# [Work to complete]
Look over the lines below. Report each one that includes the string "JSON".

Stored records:
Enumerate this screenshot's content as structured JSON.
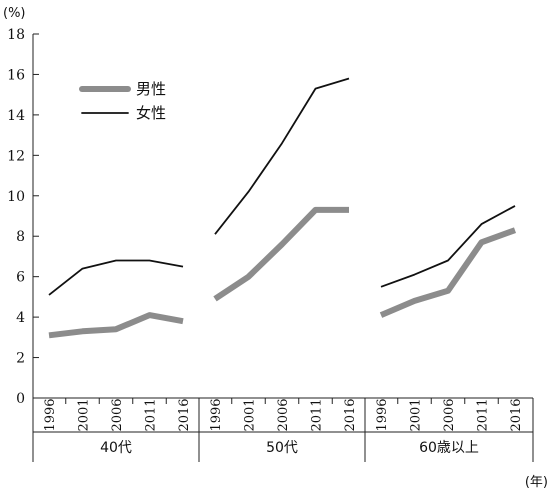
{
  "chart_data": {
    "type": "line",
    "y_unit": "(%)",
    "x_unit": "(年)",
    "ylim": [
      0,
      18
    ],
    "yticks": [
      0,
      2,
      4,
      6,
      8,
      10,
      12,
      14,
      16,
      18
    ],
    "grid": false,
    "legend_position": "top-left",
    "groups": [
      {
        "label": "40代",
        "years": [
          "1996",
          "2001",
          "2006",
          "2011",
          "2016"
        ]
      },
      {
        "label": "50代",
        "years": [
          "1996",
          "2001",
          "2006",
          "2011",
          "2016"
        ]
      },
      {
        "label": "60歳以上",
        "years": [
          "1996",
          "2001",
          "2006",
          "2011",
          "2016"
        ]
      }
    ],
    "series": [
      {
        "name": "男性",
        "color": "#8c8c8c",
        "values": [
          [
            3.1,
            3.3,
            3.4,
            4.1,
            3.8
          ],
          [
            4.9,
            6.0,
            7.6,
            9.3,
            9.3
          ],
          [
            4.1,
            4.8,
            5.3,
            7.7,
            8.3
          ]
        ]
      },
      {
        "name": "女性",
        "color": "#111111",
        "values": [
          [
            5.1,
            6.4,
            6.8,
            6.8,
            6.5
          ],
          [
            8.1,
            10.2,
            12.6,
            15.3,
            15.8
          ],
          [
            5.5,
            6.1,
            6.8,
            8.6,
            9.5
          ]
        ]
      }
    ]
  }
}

---

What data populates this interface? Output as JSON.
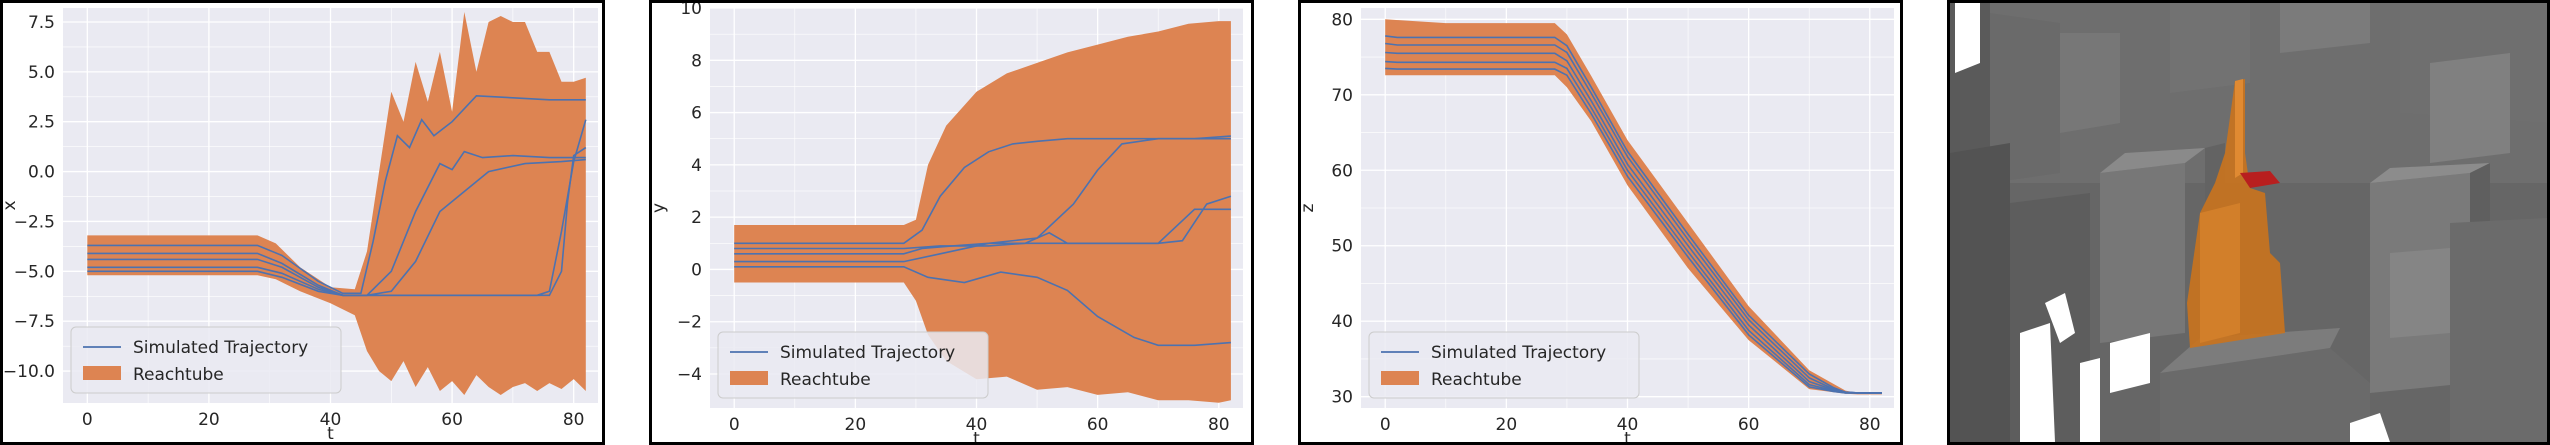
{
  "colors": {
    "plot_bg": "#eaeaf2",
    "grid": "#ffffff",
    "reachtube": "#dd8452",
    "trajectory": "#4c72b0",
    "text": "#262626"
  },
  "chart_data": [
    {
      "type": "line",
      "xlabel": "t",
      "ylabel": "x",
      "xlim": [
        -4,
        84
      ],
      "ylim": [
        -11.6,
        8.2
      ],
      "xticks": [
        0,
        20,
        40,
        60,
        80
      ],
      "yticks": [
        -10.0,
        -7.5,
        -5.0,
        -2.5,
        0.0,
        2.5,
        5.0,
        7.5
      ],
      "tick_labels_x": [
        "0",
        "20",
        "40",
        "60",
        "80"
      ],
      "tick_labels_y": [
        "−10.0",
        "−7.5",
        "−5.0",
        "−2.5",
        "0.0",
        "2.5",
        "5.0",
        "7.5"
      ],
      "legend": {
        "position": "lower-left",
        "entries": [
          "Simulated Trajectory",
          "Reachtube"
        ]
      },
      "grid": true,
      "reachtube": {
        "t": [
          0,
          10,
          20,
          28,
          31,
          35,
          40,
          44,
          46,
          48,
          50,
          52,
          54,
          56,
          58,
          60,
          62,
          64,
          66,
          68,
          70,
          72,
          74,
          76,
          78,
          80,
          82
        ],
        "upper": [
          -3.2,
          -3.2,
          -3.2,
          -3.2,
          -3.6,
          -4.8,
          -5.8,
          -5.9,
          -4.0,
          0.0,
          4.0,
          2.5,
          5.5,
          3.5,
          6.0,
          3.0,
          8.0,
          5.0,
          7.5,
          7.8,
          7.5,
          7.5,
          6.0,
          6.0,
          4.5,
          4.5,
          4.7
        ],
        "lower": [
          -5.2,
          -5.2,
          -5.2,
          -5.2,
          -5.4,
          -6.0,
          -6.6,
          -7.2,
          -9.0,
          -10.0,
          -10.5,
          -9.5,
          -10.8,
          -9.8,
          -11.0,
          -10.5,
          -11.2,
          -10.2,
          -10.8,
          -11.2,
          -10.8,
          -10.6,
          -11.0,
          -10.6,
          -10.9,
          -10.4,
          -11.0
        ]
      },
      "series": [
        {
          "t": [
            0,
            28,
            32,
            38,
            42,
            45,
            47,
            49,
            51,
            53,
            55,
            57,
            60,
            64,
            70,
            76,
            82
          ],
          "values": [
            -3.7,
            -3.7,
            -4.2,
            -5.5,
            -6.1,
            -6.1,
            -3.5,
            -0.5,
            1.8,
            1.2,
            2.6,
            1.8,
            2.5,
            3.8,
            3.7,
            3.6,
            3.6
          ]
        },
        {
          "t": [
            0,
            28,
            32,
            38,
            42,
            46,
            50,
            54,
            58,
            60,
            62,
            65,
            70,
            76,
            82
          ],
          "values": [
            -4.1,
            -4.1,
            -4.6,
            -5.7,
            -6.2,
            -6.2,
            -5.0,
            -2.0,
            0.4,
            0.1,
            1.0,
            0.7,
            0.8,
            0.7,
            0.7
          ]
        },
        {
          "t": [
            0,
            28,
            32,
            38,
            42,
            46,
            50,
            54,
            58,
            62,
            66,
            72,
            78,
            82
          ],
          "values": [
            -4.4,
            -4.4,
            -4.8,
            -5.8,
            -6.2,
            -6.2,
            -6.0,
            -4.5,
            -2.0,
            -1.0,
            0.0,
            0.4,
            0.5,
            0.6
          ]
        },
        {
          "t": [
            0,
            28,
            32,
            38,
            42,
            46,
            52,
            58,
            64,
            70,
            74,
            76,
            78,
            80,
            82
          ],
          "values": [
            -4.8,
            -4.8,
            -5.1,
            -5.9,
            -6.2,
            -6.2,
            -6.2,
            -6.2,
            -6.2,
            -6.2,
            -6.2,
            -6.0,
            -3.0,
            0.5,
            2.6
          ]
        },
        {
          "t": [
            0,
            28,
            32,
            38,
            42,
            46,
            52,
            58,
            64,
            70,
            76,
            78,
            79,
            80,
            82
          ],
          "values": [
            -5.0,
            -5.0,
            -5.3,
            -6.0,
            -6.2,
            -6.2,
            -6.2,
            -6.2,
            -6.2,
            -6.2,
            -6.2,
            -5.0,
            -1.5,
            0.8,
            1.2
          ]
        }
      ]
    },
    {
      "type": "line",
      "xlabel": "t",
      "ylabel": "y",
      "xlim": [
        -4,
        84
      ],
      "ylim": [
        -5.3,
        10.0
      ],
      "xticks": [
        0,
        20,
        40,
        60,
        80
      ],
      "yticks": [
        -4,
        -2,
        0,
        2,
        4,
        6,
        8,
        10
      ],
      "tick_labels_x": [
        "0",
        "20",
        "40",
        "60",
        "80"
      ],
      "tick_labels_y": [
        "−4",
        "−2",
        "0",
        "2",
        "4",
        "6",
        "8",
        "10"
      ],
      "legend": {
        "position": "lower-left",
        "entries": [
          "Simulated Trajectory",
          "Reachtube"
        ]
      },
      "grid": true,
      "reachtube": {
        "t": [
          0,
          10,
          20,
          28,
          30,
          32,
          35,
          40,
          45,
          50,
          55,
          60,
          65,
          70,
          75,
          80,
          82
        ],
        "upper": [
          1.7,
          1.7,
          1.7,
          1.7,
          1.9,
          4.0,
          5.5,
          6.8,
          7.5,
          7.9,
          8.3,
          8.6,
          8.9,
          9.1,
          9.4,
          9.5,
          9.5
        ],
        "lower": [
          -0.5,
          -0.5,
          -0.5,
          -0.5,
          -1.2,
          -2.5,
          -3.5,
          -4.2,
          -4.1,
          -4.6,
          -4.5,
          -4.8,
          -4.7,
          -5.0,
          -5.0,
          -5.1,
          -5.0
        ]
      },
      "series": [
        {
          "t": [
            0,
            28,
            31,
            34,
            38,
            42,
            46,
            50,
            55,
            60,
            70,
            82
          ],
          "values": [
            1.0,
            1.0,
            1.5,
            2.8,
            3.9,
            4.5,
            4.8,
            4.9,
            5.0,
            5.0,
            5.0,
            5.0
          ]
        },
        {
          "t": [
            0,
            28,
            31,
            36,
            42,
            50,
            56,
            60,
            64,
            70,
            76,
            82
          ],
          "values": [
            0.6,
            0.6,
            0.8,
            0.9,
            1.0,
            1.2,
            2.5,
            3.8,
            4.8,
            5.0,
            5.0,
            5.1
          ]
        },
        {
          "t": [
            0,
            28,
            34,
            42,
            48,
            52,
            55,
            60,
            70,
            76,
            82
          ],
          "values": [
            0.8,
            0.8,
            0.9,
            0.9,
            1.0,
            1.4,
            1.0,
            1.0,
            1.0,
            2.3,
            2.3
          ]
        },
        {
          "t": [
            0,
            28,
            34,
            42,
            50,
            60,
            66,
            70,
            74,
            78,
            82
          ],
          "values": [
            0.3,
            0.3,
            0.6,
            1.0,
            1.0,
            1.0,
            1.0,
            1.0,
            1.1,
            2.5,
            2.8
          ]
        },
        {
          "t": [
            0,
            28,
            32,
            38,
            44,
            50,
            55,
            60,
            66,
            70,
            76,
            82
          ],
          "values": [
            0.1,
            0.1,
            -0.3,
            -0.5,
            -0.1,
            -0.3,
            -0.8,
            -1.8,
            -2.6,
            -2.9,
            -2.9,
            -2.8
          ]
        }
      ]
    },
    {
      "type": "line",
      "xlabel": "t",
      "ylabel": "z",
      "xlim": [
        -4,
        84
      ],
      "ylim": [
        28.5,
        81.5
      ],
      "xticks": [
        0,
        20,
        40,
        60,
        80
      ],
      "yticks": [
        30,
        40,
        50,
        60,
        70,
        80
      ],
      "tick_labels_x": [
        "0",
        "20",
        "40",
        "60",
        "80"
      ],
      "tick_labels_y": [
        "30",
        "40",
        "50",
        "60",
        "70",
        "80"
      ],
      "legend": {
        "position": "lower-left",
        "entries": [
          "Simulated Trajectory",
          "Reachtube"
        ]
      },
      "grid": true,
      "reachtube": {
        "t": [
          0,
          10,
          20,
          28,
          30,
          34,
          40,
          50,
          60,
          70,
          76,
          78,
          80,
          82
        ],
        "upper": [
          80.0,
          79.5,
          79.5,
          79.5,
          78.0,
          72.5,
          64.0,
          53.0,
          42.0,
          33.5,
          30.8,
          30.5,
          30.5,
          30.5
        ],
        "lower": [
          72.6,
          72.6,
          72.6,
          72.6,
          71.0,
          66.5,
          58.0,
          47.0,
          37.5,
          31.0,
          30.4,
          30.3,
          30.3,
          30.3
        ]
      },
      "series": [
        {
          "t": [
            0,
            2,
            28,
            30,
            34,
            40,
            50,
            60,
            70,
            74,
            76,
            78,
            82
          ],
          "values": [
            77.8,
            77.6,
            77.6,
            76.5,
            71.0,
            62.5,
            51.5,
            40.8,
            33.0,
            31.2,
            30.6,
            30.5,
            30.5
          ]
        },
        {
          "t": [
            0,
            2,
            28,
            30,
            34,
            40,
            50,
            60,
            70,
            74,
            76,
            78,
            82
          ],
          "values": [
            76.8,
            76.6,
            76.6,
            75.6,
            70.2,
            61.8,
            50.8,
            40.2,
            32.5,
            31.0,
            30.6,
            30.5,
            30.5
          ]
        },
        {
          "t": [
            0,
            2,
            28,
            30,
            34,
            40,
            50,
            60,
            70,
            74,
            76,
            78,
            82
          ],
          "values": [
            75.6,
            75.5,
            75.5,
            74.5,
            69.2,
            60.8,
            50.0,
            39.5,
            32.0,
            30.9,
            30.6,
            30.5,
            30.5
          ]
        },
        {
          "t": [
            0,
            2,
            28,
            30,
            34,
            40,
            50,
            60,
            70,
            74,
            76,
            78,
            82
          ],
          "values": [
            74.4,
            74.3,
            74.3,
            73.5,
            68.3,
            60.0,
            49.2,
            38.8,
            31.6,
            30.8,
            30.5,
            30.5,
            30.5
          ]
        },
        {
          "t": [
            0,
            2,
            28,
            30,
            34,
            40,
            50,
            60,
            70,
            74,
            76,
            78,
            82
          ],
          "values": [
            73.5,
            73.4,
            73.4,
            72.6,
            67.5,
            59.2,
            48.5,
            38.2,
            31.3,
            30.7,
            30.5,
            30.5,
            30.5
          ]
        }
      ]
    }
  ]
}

# [Reply to the exercise]
Enumerate this screenshot's content as structured JSON.
What data populates this interface? Output as JSON.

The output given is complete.